Given instruction:
Using the data below, repeat all of it precisely.

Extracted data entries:
______________________________
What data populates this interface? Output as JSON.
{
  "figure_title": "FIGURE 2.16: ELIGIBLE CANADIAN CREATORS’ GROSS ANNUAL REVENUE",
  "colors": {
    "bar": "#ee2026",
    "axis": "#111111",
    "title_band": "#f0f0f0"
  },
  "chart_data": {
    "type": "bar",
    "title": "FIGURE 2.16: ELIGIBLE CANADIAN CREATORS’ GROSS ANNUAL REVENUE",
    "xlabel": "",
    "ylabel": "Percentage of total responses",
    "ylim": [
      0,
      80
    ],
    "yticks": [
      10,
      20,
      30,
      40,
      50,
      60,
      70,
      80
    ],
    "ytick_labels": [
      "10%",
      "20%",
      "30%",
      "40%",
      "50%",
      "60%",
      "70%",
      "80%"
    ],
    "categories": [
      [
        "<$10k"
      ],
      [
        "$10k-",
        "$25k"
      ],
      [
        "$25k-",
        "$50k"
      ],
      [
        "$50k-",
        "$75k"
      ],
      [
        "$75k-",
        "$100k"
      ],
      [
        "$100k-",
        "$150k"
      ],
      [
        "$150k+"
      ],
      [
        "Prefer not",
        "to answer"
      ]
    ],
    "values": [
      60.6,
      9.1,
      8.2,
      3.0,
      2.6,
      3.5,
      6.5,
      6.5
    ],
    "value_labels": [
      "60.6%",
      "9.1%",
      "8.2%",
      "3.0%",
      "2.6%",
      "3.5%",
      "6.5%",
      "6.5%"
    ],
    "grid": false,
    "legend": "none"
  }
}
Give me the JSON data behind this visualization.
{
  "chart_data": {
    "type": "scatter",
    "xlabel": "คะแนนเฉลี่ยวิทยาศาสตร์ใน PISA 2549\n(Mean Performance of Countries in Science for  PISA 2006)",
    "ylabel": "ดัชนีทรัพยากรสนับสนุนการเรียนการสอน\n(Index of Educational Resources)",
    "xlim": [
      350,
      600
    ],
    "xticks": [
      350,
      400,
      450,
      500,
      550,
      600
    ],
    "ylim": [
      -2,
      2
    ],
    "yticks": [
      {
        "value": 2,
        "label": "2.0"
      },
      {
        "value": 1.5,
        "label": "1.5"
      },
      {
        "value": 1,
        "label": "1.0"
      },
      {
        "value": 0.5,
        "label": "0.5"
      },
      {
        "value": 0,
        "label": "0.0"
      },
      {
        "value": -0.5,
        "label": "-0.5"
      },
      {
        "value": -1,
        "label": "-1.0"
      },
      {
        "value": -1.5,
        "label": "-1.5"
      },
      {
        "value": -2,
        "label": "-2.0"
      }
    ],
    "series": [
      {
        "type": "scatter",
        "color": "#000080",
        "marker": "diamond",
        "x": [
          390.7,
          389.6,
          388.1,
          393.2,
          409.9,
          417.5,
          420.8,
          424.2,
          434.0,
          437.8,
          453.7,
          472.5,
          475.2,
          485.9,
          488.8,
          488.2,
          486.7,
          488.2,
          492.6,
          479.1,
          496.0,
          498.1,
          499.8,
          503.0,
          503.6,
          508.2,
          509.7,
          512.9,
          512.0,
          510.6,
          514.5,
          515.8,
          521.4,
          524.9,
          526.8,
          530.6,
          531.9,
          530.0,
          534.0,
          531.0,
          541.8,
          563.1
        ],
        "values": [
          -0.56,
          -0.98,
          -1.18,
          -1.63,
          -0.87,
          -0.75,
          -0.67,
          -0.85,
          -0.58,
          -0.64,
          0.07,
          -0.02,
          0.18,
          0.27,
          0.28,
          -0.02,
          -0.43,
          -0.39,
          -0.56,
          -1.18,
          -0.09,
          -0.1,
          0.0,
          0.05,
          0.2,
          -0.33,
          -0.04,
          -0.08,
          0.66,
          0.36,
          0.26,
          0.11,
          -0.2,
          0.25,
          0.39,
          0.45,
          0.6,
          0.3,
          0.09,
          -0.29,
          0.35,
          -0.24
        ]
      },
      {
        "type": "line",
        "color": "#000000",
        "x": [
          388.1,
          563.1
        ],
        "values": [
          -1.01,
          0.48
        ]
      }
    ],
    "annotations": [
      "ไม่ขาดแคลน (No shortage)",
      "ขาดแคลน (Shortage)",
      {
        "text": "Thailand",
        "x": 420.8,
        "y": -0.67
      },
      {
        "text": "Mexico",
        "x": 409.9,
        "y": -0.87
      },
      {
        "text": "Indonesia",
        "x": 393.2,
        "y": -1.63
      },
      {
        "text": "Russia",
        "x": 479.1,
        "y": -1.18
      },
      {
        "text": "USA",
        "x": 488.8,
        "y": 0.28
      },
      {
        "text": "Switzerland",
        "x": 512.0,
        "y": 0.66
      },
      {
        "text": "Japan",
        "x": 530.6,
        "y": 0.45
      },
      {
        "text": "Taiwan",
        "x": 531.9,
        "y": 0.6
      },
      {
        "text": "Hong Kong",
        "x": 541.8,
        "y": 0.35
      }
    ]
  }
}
______________________________
Expected answer:
What data populates this interface? Output as JSON.
{
  "figure_title": "FIGURE 2.16: ELIGIBLE CANADIAN CREATORS’ GROSS ANNUAL REVENUE",
  "colors": {
    "bar": "#ee2026",
    "axis": "#111111",
    "title_band": "#f0f0f0"
  },
  "chart_data": {
    "type": "bar",
    "title": "FIGURE 2.16: ELIGIBLE CANADIAN CREATORS’ GROSS ANNUAL REVENUE",
    "xlabel": "",
    "ylabel": "Percentage of total responses",
    "ylim": [
      0,
      80
    ],
    "yticks": [
      10,
      20,
      30,
      40,
      50,
      60,
      70,
      80
    ],
    "ytick_labels": [
      "10%",
      "20%",
      "30%",
      "40%",
      "50%",
      "60%",
      "70%",
      "80%"
    ],
    "categories": [
      [
        "<$10k"
      ],
      [
        "$10k-",
        "$25k"
      ],
      [
        "$25k-",
        "$50k"
      ],
      [
        "$50k-",
        "$75k"
      ],
      [
        "$75k-",
        "$100k"
      ],
      [
        "$100k-",
        "$150k"
      ],
      [
        "$150k+"
      ],
      [
        "Prefer not",
        "to answer"
      ]
    ],
    "values": [
      60.6,
      9.1,
      8.2,
      3.0,
      2.6,
      3.5,
      6.5,
      6.5
    ],
    "value_labels": [
      "60.6%",
      "9.1%",
      "8.2%",
      "3.0%",
      "2.6%",
      "3.5%",
      "6.5%",
      "6.5%"
    ],
    "grid": false,
    "legend": "none"
  }
}
Give me the JSON data behind this visualization.
{
  "chart_data": {
    "type": "scatter",
    "xlabel": "คะแนนเฉลี่ยวิทยาศาสตร์ใน PISA 2549\n(Mean Performance of Countries in Science for  PISA 2006)",
    "ylabel": "ดัชนีทรัพยากรสนับสนุนการเรียนการสอน\n(Index of Educational Resources)",
    "xlim": [
      350,
      600
    ],
    "xticks": [
      350,
      400,
      450,
      500,
      550,
      600
    ],
    "ylim": [
      -2,
      2
    ],
    "yticks": [
      {
        "value": 2,
        "label": "2.0"
      },
      {
        "value": 1.5,
        "label": "1.5"
      },
      {
        "value": 1,
        "label": "1.0"
      },
      {
        "value": 0.5,
        "label": "0.5"
      },
      {
        "value": 0,
        "label": "0.0"
      },
      {
        "value": -0.5,
        "label": "-0.5"
      },
      {
        "value": -1,
        "label": "-1.0"
      },
      {
        "value": -1.5,
        "label": "-1.5"
      },
      {
        "value": -2,
        "label": "-2.0"
      }
    ],
    "series": [
      {
        "type": "scatter",
        "color": "#000080",
        "marker": "diamond",
        "x": [
          390.7,
          389.6,
          388.1,
          393.2,
          409.9,
          417.5,
          420.8,
          424.2,
          434.0,
          437.8,
          453.7,
          472.5,
          475.2,
          485.9,
          488.8,
          488.2,
          486.7,
          488.2,
          492.6,
          479.1,
          496.0,
          498.1,
          499.8,
          503.0,
          503.6,
          508.2,
          509.7,
          512.9,
          512.0,
          510.6,
          514.5,
          515.8,
          521.4,
          524.9,
          526.8,
          530.6,
          531.9,
          530.0,
          534.0,
          531.0,
          541.8,
          563.1
        ],
        "values": [
          -0.56,
          -0.98,
          -1.18,
          -1.63,
          -0.87,
          -0.75,
          -0.67,
          -0.85,
          -0.58,
          -0.64,
          0.07,
          -0.02,
          0.18,
          0.27,
          0.28,
          -0.02,
          -0.43,
          -0.39,
          -0.56,
          -1.18,
          -0.09,
          -0.1,
          0.0,
          0.05,
          0.2,
          -0.33,
          -0.04,
          -0.08,
          0.66,
          0.36,
          0.26,
          0.11,
          -0.2,
          0.25,
          0.39,
          0.45,
          0.6,
          0.3,
          0.09,
          -0.29,
          0.35,
          -0.24
        ]
      },
      {
        "type": "line",
        "color": "#000000",
        "x": [
          388.1,
          563.1
        ],
        "values": [
          -1.01,
          0.48
        ]
      }
    ],
    "annotations": [
      "ไม่ขาดแคลน (No shortage)",
      "ขาดแคลน (Shortage)",
      {
        "text": "Thailand",
        "x": 420.8,
        "y": -0.67
      },
      {
        "text": "Mexico",
        "x": 409.9,
        "y": -0.87
      },
      {
        "text": "Indonesia",
        "x": 393.2,
        "y": -1.63
      },
      {
        "text": "Russia",
        "x": 479.1,
        "y": -1.18
      },
      {
        "text": "USA",
        "x": 488.8,
        "y": 0.28
      },
      {
        "text": "Switzerland",
        "x": 512.0,
        "y": 0.66
      },
      {
        "text": "Japan",
        "x": 530.6,
        "y": 0.45
      },
      {
        "text": "Taiwan",
        "x": 531.9,
        "y": 0.6
      },
      {
        "text": "Hong Kong",
        "x": 541.8,
        "y": 0.35
      }
    ]
  }
}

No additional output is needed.